* [Dataset extract]:
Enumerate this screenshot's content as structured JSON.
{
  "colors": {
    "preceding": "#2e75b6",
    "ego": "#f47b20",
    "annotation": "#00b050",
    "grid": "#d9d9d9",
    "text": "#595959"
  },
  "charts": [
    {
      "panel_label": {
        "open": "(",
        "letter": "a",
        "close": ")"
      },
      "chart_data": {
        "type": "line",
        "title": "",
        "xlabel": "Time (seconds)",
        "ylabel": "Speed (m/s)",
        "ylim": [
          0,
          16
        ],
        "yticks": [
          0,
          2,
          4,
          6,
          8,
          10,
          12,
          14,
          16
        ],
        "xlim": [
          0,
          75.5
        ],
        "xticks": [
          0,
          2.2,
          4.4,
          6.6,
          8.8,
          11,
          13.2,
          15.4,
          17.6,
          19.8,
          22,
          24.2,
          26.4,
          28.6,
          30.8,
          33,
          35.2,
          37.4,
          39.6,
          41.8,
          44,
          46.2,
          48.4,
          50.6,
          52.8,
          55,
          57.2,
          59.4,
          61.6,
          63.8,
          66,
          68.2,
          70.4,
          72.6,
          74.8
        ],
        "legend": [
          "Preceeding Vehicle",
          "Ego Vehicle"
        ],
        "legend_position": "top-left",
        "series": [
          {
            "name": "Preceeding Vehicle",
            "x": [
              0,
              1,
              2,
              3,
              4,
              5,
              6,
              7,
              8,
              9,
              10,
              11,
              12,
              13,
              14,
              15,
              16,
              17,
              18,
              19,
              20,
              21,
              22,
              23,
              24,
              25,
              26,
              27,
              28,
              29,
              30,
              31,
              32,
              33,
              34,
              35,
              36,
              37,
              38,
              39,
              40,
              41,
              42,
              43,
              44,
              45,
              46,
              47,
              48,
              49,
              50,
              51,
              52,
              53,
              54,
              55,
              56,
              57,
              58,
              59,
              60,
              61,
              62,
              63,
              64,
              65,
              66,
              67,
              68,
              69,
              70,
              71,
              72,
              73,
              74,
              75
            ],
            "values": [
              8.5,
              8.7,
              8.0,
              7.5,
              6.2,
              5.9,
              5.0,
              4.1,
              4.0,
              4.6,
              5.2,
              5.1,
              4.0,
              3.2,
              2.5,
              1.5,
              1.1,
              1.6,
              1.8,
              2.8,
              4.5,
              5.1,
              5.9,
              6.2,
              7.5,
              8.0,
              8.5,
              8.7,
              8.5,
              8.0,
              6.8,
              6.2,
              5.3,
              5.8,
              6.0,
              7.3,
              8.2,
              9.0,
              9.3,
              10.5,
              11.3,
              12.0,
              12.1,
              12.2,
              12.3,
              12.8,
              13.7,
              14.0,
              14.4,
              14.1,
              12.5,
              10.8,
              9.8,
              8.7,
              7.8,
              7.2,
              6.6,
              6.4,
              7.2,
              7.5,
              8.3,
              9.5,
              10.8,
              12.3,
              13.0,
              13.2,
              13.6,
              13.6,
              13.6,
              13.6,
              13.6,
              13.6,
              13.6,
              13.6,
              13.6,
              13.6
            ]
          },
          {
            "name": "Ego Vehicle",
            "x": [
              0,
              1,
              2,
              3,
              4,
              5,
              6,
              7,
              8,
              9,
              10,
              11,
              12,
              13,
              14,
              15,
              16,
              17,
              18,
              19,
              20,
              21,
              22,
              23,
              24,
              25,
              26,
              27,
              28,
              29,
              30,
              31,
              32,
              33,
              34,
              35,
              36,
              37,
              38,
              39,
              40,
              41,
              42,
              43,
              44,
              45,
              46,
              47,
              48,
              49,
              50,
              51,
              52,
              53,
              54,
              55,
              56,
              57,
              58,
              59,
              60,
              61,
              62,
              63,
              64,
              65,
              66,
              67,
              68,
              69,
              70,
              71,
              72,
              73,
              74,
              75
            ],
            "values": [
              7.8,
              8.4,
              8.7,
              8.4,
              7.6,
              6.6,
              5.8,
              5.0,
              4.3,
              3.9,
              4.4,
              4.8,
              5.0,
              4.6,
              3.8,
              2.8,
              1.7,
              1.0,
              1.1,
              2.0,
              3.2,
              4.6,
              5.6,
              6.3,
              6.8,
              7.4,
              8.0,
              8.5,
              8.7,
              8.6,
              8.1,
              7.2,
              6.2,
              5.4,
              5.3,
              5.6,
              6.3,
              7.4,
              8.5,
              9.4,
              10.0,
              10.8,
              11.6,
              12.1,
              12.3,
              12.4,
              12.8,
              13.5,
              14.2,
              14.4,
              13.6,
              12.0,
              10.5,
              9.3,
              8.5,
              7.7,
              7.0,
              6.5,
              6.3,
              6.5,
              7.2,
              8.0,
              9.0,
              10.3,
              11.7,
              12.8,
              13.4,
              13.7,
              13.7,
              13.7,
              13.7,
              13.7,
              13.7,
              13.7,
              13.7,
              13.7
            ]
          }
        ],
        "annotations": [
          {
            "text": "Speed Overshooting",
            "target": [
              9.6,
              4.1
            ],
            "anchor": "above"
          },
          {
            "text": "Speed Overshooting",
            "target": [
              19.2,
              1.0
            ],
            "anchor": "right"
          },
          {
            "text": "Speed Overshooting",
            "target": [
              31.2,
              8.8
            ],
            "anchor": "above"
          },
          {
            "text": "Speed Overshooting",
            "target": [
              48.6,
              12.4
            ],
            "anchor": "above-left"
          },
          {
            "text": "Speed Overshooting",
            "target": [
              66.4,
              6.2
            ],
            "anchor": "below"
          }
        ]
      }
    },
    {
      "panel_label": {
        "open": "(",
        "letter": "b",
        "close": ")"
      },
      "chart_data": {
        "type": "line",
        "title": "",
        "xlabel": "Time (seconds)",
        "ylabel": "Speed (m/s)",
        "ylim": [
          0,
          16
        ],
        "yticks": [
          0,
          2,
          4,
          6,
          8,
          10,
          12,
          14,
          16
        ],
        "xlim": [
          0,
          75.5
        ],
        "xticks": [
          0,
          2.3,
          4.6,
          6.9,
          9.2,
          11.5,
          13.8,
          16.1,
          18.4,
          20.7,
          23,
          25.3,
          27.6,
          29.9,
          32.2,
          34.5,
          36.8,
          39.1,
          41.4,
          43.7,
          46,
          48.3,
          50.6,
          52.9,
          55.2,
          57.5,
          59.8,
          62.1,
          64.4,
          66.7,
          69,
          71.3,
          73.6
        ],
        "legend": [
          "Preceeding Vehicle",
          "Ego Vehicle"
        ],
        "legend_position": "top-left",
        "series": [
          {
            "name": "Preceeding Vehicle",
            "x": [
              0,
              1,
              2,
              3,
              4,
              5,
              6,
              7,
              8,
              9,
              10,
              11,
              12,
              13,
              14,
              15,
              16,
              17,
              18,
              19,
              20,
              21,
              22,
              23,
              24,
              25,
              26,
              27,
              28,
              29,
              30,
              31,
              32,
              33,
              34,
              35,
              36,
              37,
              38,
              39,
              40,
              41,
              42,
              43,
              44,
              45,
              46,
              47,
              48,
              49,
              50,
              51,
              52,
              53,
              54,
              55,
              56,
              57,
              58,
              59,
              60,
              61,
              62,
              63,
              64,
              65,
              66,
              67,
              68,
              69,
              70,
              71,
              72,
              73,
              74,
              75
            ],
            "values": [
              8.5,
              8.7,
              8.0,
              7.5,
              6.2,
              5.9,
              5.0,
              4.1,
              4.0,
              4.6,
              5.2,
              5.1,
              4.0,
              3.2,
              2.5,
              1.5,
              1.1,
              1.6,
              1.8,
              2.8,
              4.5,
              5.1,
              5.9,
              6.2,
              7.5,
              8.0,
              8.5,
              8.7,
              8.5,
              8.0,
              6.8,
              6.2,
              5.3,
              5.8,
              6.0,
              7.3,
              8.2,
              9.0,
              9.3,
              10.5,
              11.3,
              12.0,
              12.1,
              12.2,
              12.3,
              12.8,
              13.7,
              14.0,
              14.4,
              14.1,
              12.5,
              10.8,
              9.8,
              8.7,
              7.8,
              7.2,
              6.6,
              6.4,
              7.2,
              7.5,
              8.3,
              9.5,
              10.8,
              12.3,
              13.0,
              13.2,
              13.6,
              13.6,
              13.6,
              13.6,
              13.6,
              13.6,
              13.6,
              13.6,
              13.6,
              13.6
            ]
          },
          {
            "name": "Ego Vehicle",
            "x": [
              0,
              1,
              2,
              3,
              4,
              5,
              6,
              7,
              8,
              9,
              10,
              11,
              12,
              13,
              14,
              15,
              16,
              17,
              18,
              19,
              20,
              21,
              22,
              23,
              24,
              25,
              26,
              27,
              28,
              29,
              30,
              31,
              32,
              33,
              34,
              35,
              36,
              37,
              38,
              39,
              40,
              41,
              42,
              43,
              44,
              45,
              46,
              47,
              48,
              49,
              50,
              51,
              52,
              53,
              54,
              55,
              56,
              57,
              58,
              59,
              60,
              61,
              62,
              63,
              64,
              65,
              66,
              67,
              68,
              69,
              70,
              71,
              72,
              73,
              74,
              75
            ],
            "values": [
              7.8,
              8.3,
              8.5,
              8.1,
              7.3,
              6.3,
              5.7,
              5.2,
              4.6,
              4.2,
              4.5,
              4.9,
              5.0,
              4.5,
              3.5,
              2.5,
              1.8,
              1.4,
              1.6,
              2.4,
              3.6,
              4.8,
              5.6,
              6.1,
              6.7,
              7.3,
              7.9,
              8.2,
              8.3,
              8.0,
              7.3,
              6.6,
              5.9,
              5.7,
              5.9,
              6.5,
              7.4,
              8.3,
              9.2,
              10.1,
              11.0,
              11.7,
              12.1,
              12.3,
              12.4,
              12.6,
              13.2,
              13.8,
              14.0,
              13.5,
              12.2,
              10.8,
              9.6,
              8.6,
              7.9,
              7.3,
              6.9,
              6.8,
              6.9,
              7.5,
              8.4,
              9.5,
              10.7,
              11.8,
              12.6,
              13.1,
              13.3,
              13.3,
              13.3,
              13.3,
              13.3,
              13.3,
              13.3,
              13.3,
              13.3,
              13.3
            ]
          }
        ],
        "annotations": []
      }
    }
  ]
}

* [What needs to be done]: Filter out every line that lacks the word "anchor", and copy the rest.

* [Answer to this task]:
            "anchor": "above"
            "anchor": "right"
            "anchor": "above"
            "anchor": "above-left"
            "anchor": "below"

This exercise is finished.